• TO DO
Reproduce the records word for word, from the start up to and including the line containing "bottom-y-tick-label: 10 <box>72 941".

++++++

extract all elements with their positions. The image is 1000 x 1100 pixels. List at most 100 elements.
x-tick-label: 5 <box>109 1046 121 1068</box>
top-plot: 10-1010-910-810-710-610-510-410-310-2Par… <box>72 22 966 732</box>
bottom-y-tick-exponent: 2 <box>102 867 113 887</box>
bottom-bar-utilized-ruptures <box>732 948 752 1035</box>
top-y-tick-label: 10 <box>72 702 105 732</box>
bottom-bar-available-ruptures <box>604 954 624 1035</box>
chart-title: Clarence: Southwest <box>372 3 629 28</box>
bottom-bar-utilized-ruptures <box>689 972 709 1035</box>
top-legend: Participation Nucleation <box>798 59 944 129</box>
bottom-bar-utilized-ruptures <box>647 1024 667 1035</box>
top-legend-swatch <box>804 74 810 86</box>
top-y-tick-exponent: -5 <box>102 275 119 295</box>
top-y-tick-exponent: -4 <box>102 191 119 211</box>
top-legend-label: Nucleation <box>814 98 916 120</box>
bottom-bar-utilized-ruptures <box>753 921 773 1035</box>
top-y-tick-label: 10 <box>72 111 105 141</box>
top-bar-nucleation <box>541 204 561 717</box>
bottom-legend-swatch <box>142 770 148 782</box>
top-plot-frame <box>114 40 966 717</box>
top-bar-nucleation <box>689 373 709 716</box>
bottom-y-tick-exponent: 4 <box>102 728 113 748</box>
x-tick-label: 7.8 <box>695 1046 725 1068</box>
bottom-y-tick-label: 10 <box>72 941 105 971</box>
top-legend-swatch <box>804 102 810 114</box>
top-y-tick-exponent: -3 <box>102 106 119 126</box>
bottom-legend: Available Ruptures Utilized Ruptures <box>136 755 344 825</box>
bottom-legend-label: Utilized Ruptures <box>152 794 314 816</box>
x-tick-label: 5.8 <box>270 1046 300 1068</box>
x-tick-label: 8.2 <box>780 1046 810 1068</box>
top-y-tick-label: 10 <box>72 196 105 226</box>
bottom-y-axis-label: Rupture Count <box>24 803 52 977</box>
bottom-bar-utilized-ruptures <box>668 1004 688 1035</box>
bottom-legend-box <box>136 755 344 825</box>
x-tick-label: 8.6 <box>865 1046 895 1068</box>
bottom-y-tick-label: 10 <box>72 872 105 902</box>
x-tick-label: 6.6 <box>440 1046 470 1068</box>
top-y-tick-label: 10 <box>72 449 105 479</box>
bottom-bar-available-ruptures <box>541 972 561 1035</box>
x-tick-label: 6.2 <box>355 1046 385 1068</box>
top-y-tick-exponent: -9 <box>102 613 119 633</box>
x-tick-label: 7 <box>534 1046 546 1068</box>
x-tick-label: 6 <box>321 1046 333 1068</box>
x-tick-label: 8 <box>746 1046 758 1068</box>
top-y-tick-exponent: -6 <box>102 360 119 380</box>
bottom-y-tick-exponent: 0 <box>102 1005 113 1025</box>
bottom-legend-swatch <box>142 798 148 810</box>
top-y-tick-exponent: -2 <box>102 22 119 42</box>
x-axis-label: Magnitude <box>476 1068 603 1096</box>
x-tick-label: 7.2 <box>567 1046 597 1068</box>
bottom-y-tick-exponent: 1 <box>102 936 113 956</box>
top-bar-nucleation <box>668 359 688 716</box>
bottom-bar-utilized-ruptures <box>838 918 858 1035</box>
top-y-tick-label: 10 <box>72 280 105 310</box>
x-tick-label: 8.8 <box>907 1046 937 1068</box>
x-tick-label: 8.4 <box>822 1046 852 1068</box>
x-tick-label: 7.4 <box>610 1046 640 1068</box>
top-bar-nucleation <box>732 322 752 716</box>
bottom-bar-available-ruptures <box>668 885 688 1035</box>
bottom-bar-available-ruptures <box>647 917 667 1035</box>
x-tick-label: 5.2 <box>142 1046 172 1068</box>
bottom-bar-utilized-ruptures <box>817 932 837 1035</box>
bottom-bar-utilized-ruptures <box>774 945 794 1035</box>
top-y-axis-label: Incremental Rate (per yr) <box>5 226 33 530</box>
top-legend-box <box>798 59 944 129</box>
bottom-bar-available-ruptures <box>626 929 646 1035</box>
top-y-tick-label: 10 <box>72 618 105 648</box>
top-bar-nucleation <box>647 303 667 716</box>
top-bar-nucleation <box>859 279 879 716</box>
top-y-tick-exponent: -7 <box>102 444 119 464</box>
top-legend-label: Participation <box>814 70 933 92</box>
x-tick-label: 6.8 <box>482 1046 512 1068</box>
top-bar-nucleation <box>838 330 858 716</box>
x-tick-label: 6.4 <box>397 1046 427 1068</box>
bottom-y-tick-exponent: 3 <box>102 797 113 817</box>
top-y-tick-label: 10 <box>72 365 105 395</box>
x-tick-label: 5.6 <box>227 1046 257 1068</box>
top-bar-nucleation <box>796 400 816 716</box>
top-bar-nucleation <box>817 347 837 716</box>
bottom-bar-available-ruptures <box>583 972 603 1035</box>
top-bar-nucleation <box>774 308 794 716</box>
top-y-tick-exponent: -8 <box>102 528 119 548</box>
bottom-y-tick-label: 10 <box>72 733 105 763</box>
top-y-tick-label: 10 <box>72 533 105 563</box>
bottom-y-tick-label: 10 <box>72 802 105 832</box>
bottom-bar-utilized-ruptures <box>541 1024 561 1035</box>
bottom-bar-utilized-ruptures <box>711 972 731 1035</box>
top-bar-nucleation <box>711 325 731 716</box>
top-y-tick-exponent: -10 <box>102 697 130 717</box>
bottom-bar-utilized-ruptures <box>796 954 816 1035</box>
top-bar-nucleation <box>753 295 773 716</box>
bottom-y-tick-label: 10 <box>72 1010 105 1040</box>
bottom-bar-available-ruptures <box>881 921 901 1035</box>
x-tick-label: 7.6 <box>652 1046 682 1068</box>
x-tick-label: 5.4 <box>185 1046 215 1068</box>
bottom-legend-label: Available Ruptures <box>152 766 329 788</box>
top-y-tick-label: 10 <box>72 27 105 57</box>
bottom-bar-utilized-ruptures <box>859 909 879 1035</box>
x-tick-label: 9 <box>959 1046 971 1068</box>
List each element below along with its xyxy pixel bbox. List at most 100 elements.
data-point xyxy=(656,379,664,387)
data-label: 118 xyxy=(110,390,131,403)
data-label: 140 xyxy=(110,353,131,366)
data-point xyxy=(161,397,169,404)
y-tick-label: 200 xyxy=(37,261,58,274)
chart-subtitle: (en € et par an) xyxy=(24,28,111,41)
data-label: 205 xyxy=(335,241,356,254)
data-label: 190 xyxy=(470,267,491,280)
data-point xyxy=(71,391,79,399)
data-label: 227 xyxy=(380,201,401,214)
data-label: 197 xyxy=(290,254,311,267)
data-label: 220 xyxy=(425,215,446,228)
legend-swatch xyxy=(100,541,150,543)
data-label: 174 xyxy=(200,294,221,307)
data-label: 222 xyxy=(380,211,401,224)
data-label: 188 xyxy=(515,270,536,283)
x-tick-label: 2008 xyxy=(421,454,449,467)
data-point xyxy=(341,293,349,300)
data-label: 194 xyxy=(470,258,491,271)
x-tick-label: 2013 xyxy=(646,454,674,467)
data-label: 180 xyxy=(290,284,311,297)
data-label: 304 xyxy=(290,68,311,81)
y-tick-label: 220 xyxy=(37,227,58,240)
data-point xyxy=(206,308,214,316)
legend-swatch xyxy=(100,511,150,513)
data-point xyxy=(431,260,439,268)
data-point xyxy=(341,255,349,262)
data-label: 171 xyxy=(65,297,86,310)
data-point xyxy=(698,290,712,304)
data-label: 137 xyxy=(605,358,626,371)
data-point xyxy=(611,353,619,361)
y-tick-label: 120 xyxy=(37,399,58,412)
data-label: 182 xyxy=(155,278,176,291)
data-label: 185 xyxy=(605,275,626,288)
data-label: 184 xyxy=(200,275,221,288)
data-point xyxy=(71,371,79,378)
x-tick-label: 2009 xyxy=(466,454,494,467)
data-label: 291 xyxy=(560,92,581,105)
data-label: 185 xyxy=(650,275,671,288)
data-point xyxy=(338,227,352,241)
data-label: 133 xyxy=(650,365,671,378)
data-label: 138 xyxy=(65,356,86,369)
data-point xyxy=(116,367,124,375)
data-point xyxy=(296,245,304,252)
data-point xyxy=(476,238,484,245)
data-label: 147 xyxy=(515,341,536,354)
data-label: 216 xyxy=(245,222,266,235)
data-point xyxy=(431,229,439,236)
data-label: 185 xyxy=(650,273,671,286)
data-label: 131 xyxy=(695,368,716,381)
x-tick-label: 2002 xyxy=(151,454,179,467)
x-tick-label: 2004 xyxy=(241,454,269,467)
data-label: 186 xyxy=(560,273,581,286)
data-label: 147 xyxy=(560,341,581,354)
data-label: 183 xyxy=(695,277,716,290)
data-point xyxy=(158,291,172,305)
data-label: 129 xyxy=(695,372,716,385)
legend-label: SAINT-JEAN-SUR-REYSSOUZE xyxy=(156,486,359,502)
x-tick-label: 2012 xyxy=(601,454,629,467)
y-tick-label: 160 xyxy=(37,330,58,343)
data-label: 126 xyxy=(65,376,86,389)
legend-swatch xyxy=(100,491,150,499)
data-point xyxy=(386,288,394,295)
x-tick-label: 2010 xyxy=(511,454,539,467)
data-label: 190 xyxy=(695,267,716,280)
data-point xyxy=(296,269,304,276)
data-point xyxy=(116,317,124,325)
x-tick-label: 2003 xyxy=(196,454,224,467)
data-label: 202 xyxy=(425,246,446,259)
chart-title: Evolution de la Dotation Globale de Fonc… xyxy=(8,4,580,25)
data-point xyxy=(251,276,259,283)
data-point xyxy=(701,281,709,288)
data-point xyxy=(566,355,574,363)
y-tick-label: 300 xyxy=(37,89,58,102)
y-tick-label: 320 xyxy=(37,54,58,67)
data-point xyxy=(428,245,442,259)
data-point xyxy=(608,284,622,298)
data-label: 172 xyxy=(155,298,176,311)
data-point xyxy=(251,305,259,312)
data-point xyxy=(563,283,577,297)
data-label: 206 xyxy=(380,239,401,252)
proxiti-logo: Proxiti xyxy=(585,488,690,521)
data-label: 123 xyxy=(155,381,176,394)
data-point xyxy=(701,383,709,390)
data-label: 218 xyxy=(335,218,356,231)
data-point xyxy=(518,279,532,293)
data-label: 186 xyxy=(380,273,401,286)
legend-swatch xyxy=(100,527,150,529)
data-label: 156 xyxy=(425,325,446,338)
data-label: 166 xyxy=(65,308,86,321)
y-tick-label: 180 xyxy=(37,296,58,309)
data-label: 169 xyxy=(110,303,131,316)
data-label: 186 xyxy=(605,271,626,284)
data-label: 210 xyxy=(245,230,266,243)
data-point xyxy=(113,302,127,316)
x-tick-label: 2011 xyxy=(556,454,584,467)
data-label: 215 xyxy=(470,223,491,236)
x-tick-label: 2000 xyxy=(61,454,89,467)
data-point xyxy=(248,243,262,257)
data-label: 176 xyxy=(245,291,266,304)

++++++

• FINISHED ANSWER
extract all elements with their positions. The image is 1000 x 1100 pixels. List at most 100 elements.
x-tick-label: 5 <box>109 1046 121 1068</box>
top-plot: 10-1010-910-810-710-610-510-410-310-2Par… <box>72 22 966 732</box>
bottom-y-tick-exponent: 2 <box>102 867 113 887</box>
bottom-bar-utilized-ruptures <box>732 948 752 1035</box>
top-y-tick-label: 10 <box>72 702 105 732</box>
bottom-bar-available-ruptures <box>604 954 624 1035</box>
chart-title: Clarence: Southwest <box>372 3 629 28</box>
bottom-bar-utilized-ruptures <box>689 972 709 1035</box>
top-legend: Participation Nucleation <box>798 59 944 129</box>
bottom-bar-utilized-ruptures <box>647 1024 667 1035</box>
top-legend-swatch <box>804 74 810 86</box>
top-y-tick-exponent: -5 <box>102 275 119 295</box>
top-y-tick-exponent: -4 <box>102 191 119 211</box>
top-legend-label: Nucleation <box>814 98 916 120</box>
bottom-bar-utilized-ruptures <box>753 921 773 1035</box>
top-y-tick-label: 10 <box>72 111 105 141</box>
top-bar-nucleation <box>541 204 561 717</box>
bottom-legend-swatch <box>142 770 148 782</box>
top-plot-frame <box>114 40 966 717</box>
top-bar-nucleation <box>689 373 709 716</box>
bottom-y-tick-exponent: 4 <box>102 728 113 748</box>
x-tick-label: 7.8 <box>695 1046 725 1068</box>
bottom-y-tick-label: 10 <box>72 941 105 971</box>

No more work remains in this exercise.